▶ _Work to complete_:
Would you return all of this data exactly, leaving nothing out?

(Figure dataset records)
--------------------
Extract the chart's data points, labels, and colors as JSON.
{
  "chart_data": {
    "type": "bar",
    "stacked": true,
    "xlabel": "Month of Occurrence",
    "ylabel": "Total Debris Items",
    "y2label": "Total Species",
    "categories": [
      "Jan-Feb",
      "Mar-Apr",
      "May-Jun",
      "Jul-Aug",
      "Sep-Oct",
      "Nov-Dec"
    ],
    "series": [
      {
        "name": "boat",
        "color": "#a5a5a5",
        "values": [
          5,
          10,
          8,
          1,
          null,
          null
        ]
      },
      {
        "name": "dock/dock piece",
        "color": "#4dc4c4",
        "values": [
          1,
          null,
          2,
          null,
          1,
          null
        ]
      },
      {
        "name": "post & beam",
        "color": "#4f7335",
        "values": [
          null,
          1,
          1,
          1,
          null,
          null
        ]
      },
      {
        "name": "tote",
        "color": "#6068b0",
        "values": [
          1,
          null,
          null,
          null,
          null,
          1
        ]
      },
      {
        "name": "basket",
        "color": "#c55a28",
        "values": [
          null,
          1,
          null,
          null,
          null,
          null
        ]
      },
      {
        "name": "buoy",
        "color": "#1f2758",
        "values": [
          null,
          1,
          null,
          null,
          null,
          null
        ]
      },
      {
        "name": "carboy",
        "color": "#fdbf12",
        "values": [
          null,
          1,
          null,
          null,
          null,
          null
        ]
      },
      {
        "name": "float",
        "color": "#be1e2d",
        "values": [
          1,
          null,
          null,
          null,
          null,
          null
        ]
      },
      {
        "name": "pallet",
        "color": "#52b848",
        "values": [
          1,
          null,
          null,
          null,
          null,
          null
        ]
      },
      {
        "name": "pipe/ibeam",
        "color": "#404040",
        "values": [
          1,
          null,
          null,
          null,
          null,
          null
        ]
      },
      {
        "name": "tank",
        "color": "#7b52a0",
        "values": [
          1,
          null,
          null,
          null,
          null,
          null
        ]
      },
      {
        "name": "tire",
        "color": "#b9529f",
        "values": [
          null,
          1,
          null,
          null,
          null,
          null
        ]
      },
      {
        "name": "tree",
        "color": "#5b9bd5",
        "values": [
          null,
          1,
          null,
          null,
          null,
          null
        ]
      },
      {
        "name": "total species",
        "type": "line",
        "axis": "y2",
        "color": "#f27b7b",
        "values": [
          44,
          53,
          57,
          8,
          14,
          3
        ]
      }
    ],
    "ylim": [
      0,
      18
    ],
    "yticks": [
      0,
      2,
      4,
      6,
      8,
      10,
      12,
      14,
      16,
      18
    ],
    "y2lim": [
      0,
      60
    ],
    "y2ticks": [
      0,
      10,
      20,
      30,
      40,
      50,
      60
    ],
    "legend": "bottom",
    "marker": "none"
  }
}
--------------------
▶ _Solution for this exercise_:
Extract the chart's data points, labels, and colors as JSON.
{
  "chart_data": {
    "type": "bar",
    "stacked": true,
    "xlabel": "Month of Occurrence",
    "ylabel": "Total Debris Items",
    "y2label": "Total Species",
    "categories": [
      "Jan-Feb",
      "Mar-Apr",
      "May-Jun",
      "Jul-Aug",
      "Sep-Oct",
      "Nov-Dec"
    ],
    "series": [
      {
        "name": "boat",
        "color": "#a5a5a5",
        "values": [
          5,
          10,
          8,
          1,
          null,
          null
        ]
      },
      {
        "name": "dock/dock piece",
        "color": "#4dc4c4",
        "values": [
          1,
          null,
          2,
          null,
          1,
          null
        ]
      },
      {
        "name": "post & beam",
        "color": "#4f7335",
        "values": [
          null,
          1,
          1,
          1,
          null,
          null
        ]
      },
      {
        "name": "tote",
        "color": "#6068b0",
        "values": [
          1,
          null,
          null,
          null,
          null,
          1
        ]
      },
      {
        "name": "basket",
        "color": "#c55a28",
        "values": [
          null,
          1,
          null,
          null,
          null,
          null
        ]
      },
      {
        "name": "buoy",
        "color": "#1f2758",
        "values": [
          null,
          1,
          null,
          null,
          null,
          null
        ]
      },
      {
        "name": "carboy",
        "color": "#fdbf12",
        "values": [
          null,
          1,
          null,
          null,
          null,
          null
        ]
      },
      {
        "name": "float",
        "color": "#be1e2d",
        "values": [
          1,
          null,
          null,
          null,
          null,
          null
        ]
      },
      {
        "name": "pallet",
        "color": "#52b848",
        "values": [
          1,
          null,
          null,
          null,
          null,
          null
        ]
      },
      {
        "name": "pipe/ibeam",
        "color": "#404040",
        "values": [
          1,
          null,
          null,
          null,
          null,
          null
        ]
      },
      {
        "name": "tank",
        "color": "#7b52a0",
        "values": [
          1,
          null,
          null,
          null,
          null,
          null
        ]
      },
      {
        "name": "tire",
        "color": "#b9529f",
        "values": [
          null,
          1,
          null,
          null,
          null,
          null
        ]
      },
      {
        "name": "tree",
        "color": "#5b9bd5",
        "values": [
          null,
          1,
          null,
          null,
          null,
          null
        ]
      },
      {
        "name": "total species",
        "type": "line",
        "axis": "y2",
        "color": "#f27b7b",
        "values": [
          44,
          53,
          57,
          8,
          14,
          3
        ]
      }
    ],
    "ylim": [
      0,
      18
    ],
    "yticks": [
      0,
      2,
      4,
      6,
      8,
      10,
      12,
      14,
      16,
      18
    ],
    "y2lim": [
      0,
      60
    ],
    "y2ticks": [
      0,
      10,
      20,
      30,
      40,
      50,
      60
    ],
    "legend": "bottom",
    "marker": "none"
  }
}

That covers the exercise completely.